* INSTRUCTIONS TO FOLLOW: Write out all entries word for word.

## begin GIVEN DATA

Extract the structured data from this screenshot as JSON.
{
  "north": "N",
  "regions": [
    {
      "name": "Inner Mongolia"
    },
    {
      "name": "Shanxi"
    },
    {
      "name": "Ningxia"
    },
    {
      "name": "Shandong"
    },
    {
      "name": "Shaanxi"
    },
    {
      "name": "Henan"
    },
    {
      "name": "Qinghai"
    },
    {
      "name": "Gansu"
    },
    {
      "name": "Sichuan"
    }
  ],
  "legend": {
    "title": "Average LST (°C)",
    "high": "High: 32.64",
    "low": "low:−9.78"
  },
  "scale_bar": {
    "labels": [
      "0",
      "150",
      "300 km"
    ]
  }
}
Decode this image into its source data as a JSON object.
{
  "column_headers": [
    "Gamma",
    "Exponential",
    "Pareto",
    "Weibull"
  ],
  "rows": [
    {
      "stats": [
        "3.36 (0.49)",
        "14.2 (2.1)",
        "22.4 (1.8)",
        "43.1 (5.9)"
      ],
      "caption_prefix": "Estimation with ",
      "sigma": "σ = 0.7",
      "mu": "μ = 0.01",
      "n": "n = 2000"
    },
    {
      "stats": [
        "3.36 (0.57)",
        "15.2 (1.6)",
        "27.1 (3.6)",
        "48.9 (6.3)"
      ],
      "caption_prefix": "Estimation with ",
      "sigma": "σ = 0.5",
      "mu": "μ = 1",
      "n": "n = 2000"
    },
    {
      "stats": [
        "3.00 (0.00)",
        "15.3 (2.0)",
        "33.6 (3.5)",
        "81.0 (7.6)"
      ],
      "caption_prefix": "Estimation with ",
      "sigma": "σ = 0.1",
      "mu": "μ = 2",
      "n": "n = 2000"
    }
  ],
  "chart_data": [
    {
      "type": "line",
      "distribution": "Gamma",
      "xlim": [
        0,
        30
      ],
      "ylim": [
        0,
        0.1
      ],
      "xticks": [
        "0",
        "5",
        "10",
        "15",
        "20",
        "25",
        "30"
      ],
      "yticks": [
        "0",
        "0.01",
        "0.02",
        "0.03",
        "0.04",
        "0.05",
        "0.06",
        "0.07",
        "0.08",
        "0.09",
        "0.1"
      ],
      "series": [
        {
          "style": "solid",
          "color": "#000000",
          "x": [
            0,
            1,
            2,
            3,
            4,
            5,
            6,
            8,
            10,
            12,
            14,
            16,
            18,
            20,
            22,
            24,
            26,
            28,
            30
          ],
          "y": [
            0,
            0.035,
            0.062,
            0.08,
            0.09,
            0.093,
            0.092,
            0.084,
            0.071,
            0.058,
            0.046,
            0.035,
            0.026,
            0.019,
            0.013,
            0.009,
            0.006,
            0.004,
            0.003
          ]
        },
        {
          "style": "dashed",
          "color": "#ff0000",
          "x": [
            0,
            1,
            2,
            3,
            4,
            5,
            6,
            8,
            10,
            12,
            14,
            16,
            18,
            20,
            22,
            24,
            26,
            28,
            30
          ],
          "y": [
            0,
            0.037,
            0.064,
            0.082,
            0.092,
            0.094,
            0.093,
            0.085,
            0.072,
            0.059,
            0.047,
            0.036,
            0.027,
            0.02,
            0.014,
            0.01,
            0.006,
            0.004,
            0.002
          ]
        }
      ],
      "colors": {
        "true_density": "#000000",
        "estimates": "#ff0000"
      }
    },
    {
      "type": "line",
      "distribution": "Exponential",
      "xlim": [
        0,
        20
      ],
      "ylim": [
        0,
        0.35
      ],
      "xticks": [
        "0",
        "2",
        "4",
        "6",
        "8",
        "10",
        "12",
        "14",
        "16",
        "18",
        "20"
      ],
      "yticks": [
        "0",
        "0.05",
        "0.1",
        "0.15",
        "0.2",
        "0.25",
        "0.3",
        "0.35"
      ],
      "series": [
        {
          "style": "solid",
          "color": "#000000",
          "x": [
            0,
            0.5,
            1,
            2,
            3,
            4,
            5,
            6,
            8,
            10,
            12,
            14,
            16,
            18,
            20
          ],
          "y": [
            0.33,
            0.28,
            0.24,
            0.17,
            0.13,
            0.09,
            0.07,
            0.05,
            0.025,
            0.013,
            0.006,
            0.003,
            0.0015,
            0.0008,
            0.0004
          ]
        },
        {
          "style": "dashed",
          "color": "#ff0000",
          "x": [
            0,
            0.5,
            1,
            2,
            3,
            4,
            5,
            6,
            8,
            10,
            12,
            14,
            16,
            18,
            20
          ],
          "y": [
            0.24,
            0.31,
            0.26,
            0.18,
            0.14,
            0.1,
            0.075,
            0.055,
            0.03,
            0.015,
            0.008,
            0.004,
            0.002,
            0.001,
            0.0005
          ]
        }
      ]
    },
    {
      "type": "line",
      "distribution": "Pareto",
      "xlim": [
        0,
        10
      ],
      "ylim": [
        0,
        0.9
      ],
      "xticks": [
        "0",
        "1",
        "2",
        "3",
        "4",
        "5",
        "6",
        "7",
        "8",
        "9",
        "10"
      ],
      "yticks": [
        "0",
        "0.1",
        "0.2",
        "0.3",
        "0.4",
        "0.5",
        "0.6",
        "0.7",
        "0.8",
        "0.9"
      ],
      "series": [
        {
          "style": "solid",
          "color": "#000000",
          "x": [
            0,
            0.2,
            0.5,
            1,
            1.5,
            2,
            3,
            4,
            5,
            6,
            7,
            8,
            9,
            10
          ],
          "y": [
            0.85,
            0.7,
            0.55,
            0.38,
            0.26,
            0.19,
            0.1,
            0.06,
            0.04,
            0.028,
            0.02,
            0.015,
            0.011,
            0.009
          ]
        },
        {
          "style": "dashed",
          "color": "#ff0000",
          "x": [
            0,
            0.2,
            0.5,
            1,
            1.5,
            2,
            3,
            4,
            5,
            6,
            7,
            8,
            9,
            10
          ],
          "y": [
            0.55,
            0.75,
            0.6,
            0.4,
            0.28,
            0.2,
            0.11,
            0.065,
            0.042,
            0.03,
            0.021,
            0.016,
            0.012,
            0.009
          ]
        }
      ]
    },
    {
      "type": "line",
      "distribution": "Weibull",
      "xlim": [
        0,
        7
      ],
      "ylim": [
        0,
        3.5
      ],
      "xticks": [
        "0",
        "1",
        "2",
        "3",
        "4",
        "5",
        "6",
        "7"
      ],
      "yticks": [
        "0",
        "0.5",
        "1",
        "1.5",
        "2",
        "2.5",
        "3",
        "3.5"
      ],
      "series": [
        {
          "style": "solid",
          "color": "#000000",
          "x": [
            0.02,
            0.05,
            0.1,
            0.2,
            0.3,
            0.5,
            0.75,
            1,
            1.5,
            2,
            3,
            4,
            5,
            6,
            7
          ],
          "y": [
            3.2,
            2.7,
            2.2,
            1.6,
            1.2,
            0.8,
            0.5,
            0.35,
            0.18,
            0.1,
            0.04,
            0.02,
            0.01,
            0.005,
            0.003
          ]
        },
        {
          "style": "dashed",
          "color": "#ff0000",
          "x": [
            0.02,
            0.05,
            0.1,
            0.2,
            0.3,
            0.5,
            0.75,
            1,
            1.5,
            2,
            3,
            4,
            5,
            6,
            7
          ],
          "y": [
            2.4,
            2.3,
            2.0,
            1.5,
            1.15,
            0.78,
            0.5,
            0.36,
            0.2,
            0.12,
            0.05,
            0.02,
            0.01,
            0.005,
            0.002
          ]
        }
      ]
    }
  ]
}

## end GIVEN DATA

* CORRECT RESULT:
Extract the structured data from this screenshot as JSON.
{
  "north": "N",
  "regions": [
    {
      "name": "Inner Mongolia"
    },
    {
      "name": "Shanxi"
    },
    {
      "name": "Ningxia"
    },
    {
      "name": "Shandong"
    },
    {
      "name": "Shaanxi"
    },
    {
      "name": "Henan"
    },
    {
      "name": "Qinghai"
    },
    {
      "name": "Gansu"
    },
    {
      "name": "Sichuan"
    }
  ],
  "legend": {
    "title": "Average LST (°C)",
    "high": "High: 32.64",
    "low": "low:−9.78"
  },
  "scale_bar": {
    "labels": [
      "0",
      "150",
      "300 km"
    ]
  }
}
Decode this image into its source data as a JSON object.
{
  "column_headers": [
    "Gamma",
    "Exponential",
    "Pareto",
    "Weibull"
  ],
  "rows": [
    {
      "stats": [
        "3.36 (0.49)",
        "14.2 (2.1)",
        "22.4 (1.8)",
        "43.1 (5.9)"
      ],
      "caption_prefix": "Estimation with ",
      "sigma": "σ = 0.7",
      "mu": "μ = 0.01",
      "n": "n = 2000"
    },
    {
      "stats": [
        "3.36 (0.57)",
        "15.2 (1.6)",
        "27.1 (3.6)",
        "48.9 (6.3)"
      ],
      "caption_prefix": "Estimation with ",
      "sigma": "σ = 0.5",
      "mu": "μ = 1",
      "n": "n = 2000"
    },
    {
      "stats": [
        "3.00 (0.00)",
        "15.3 (2.0)",
        "33.6 (3.5)",
        "81.0 (7.6)"
      ],
      "caption_prefix": "Estimation with ",
      "sigma": "σ = 0.1",
      "mu": "μ = 2",
      "n": "n = 2000"
    }
  ],
  "chart_data": [
    {
      "type": "line",
      "distribution": "Gamma",
      "xlim": [
        0,
        30
      ],
      "ylim": [
        0,
        0.1
      ],
      "xticks": [
        "0",
        "5",
        "10",
        "15",
        "20",
        "25",
        "30"
      ],
      "yticks": [
        "0",
        "0.01",
        "0.02",
        "0.03",
        "0.04",
        "0.05",
        "0.06",
        "0.07",
        "0.08",
        "0.09",
        "0.1"
      ],
      "series": [
        {
          "style": "solid",
          "color": "#000000",
          "x": [
            0,
            1,
            2,
            3,
            4,
            5,
            6,
            8,
            10,
            12,
            14,
            16,
            18,
            20,
            22,
            24,
            26,
            28,
            30
          ],
          "y": [
            0,
            0.035,
            0.062,
            0.08,
            0.09,
            0.093,
            0.092,
            0.084,
            0.071,
            0.058,
            0.046,
            0.035,
            0.026,
            0.019,
            0.013,
            0.009,
            0.006,
            0.004,
            0.003
          ]
        },
        {
          "style": "dashed",
          "color": "#ff0000",
          "x": [
            0,
            1,
            2,
            3,
            4,
            5,
            6,
            8,
            10,
            12,
            14,
            16,
            18,
            20,
            22,
            24,
            26,
            28,
            30
          ],
          "y": [
            0,
            0.037,
            0.064,
            0.082,
            0.092,
            0.094,
            0.093,
            0.085,
            0.072,
            0.059,
            0.047,
            0.036,
            0.027,
            0.02,
            0.014,
            0.01,
            0.006,
            0.004,
            0.002
          ]
        }
      ],
      "colors": {
        "true_density": "#000000",
        "estimates": "#ff0000"
      }
    },
    {
      "type": "line",
      "distribution": "Exponential",
      "xlim": [
        0,
        20
      ],
      "ylim": [
        0,
        0.35
      ],
      "xticks": [
        "0",
        "2",
        "4",
        "6",
        "8",
        "10",
        "12",
        "14",
        "16",
        "18",
        "20"
      ],
      "yticks": [
        "0",
        "0.05",
        "0.1",
        "0.15",
        "0.2",
        "0.25",
        "0.3",
        "0.35"
      ],
      "series": [
        {
          "style": "solid",
          "color": "#000000",
          "x": [
            0,
            0.5,
            1,
            2,
            3,
            4,
            5,
            6,
            8,
            10,
            12,
            14,
            16,
            18,
            20
          ],
          "y": [
            0.33,
            0.28,
            0.24,
            0.17,
            0.13,
            0.09,
            0.07,
            0.05,
            0.025,
            0.013,
            0.006,
            0.003,
            0.0015,
            0.0008,
            0.0004
          ]
        },
        {
          "style": "dashed",
          "color": "#ff0000",
          "x": [
            0,
            0.5,
            1,
            2,
            3,
            4,
            5,
            6,
            8,
            10,
            12,
            14,
            16,
            18,
            20
          ],
          "y": [
            0.24,
            0.31,
            0.26,
            0.18,
            0.14,
            0.1,
            0.075,
            0.055,
            0.03,
            0.015,
            0.008,
            0.004,
            0.002,
            0.001,
            0.0005
          ]
        }
      ]
    },
    {
      "type": "line",
      "distribution": "Pareto",
      "xlim": [
        0,
        10
      ],
      "ylim": [
        0,
        0.9
      ],
      "xticks": [
        "0",
        "1",
        "2",
        "3",
        "4",
        "5",
        "6",
        "7",
        "8",
        "9",
        "10"
      ],
      "yticks": [
        "0",
        "0.1",
        "0.2",
        "0.3",
        "0.4",
        "0.5",
        "0.6",
        "0.7",
        "0.8",
        "0.9"
      ],
      "series": [
        {
          "style": "solid",
          "color": "#000000",
          "x": [
            0,
            0.2,
            0.5,
            1,
            1.5,
            2,
            3,
            4,
            5,
            6,
            7,
            8,
            9,
            10
          ],
          "y": [
            0.85,
            0.7,
            0.55,
            0.38,
            0.26,
            0.19,
            0.1,
            0.06,
            0.04,
            0.028,
            0.02,
            0.015,
            0.011,
            0.009
          ]
        },
        {
          "style": "dashed",
          "color": "#ff0000",
          "x": [
            0,
            0.2,
            0.5,
            1,
            1.5,
            2,
            3,
            4,
            5,
            6,
            7,
            8,
            9,
            10
          ],
          "y": [
            0.55,
            0.75,
            0.6,
            0.4,
            0.28,
            0.2,
            0.11,
            0.065,
            0.042,
            0.03,
            0.021,
            0.016,
            0.012,
            0.009
          ]
        }
      ]
    },
    {
      "type": "line",
      "distribution": "Weibull",
      "xlim": [
        0,
        7
      ],
      "ylim": [
        0,
        3.5
      ],
      "xticks": [
        "0",
        "1",
        "2",
        "3",
        "4",
        "5",
        "6",
        "7"
      ],
      "yticks": [
        "0",
        "0.5",
        "1",
        "1.5",
        "2",
        "2.5",
        "3",
        "3.5"
      ],
      "series": [
        {
          "style": "solid",
          "color": "#000000",
          "x": [
            0.02,
            0.05,
            0.1,
            0.2,
            0.3,
            0.5,
            0.75,
            1,
            1.5,
            2,
            3,
            4,
            5,
            6,
            7
          ],
          "y": [
            3.2,
            2.7,
            2.2,
            1.6,
            1.2,
            0.8,
            0.5,
            0.35,
            0.18,
            0.1,
            0.04,
            0.02,
            0.01,
            0.005,
            0.003
          ]
        },
        {
          "style": "dashed",
          "color": "#ff0000",
          "x": [
            0.02,
            0.05,
            0.1,
            0.2,
            0.3,
            0.5,
            0.75,
            1,
            1.5,
            2,
            3,
            4,
            5,
            6,
            7
          ],
          "y": [
            2.4,
            2.3,
            2.0,
            1.5,
            1.15,
            0.78,
            0.5,
            0.36,
            0.2,
            0.12,
            0.05,
            0.02,
            0.01,
            0.005,
            0.002
          ]
        }
      ]
    }
  ]
}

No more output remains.